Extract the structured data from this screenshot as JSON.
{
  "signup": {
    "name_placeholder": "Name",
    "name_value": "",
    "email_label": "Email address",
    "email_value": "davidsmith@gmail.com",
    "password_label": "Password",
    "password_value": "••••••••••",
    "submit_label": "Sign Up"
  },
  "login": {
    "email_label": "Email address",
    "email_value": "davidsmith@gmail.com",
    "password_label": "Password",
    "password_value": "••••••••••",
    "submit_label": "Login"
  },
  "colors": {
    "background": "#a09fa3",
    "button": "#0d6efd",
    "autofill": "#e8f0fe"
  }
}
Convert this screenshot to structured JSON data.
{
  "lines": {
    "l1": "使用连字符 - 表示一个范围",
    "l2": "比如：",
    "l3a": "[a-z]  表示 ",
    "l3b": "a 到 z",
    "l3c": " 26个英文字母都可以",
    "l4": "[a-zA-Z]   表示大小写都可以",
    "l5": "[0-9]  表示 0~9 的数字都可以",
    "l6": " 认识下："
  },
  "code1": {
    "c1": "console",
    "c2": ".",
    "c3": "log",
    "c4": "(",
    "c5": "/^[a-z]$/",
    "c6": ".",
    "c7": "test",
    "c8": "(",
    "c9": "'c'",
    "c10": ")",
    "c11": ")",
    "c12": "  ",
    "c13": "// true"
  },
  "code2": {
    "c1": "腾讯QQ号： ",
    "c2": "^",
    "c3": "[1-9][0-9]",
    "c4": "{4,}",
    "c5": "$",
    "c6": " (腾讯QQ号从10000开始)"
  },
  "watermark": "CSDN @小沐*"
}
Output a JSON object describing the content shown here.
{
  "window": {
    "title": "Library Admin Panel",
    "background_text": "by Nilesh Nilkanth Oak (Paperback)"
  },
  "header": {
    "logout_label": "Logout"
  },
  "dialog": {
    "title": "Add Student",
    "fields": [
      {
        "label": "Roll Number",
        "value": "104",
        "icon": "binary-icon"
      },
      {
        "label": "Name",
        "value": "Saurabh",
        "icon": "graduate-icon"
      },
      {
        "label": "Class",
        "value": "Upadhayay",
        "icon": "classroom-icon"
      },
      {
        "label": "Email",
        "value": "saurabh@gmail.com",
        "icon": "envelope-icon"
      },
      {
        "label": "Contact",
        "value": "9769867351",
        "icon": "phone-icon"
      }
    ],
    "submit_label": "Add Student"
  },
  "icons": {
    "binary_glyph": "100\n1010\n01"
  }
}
******************************
* [EXERCISE TASK]: Copy out each line above, character for character.

* [PROBLEM SOLUTION]:
Extract the structured data from this screenshot as JSON.
{
  "signup": {
    "name_placeholder": "Name",
    "name_value": "",
    "email_label": "Email address",
    "email_value": "davidsmith@gmail.com",
    "password_label": "Password",
    "password_value": "••••••••••",
    "submit_label": "Sign Up"
  },
  "login": {
    "email_label": "Email address",
    "email_value": "davidsmith@gmail.com",
    "password_label": "Password",
    "password_value": "••••••••••",
    "submit_label": "Login"
  },
  "colors": {
    "background": "#a09fa3",
    "button": "#0d6efd",
    "autofill": "#e8f0fe"
  }
}
Convert this screenshot to structured JSON data.
{
  "lines": {
    "l1": "使用连字符 - 表示一个范围",
    "l2": "比如：",
    "l3a": "[a-z]  表示 ",
    "l3b": "a 到 z",
    "l3c": " 26个英文字母都可以",
    "l4": "[a-zA-Z]   表示大小写都可以",
    "l5": "[0-9]  表示 0~9 的数字都可以",
    "l6": " 认识下："
  },
  "code1": {
    "c1": "console",
    "c2": ".",
    "c3": "log",
    "c4": "(",
    "c5": "/^[a-z]$/",
    "c6": ".",
    "c7": "test",
    "c8": "(",
    "c9": "'c'",
    "c10": ")",
    "c11": ")",
    "c12": "  ",
    "c13": "// true"
  },
  "code2": {
    "c1": "腾讯QQ号： ",
    "c2": "^",
    "c3": "[1-9][0-9]",
    "c4": "{4,}",
    "c5": "$",
    "c6": " (腾讯QQ号从10000开始)"
  },
  "watermark": "CSDN @小沐*"
}
Output a JSON object describing the content shown here.
{
  "window": {
    "title": "Library Admin Panel",
    "background_text": "by Nilesh Nilkanth Oak (Paperback)"
  },
  "header": {
    "logout_label": "Logout"
  },
  "dialog": {
    "title": "Add Student",
    "fields": [
      {
        "label": "Roll Number",
        "value": "104",
        "icon": "binary-icon"
      },
      {
        "label": "Name",
        "value": "Saurabh",
        "icon": "graduate-icon"
      },
      {
        "label": "Class",
        "value": "Upadhayay",
        "icon": "classroom-icon"
      },
      {
        "label": "Email",
        "value": "saurabh@gmail.com",
        "icon": "envelope-icon"
      },
      {
        "label": "Contact",
        "value": "9769867351",
        "icon": "phone-icon"
      }
    ],
    "submit_label": "Add Student"
  },
  "icons": {
    "binary_glyph": "100\n1010\n01"
  }
}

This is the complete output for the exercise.